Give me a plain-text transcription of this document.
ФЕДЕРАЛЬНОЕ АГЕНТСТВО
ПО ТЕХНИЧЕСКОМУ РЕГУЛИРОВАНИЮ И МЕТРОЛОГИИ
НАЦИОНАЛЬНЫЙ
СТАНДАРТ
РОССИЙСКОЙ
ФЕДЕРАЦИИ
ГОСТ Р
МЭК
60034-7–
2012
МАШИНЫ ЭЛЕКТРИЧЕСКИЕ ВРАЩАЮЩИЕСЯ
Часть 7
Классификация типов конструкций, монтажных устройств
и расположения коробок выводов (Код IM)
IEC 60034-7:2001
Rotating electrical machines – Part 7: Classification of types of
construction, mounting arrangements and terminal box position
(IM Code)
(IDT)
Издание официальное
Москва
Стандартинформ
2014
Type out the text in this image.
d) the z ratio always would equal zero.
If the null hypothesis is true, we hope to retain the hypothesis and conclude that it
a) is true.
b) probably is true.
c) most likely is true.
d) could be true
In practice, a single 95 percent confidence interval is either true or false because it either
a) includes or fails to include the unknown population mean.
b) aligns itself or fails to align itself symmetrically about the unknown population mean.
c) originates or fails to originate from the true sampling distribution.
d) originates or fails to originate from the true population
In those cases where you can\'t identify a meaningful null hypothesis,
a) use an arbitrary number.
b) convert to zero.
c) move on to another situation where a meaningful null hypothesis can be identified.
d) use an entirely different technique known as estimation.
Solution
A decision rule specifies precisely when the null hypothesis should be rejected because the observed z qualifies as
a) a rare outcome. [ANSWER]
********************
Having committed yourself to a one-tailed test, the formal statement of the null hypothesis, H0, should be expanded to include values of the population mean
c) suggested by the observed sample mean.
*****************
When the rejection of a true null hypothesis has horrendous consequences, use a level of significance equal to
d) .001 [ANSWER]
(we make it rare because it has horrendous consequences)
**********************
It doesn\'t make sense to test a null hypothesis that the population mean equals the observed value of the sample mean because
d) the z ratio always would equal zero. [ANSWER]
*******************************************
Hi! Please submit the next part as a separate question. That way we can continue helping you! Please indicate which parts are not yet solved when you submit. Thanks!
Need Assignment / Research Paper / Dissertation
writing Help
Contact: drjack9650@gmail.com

■ ■ ■ ■ ■ ■ ■

= Exercise =
Copy each line above that contains the word "unknown".

= Solution to this exercise =
a) includes or fails to include the unknown population mean.
b) aligns itself or fails to align itself symmetrically about the unknown population mean.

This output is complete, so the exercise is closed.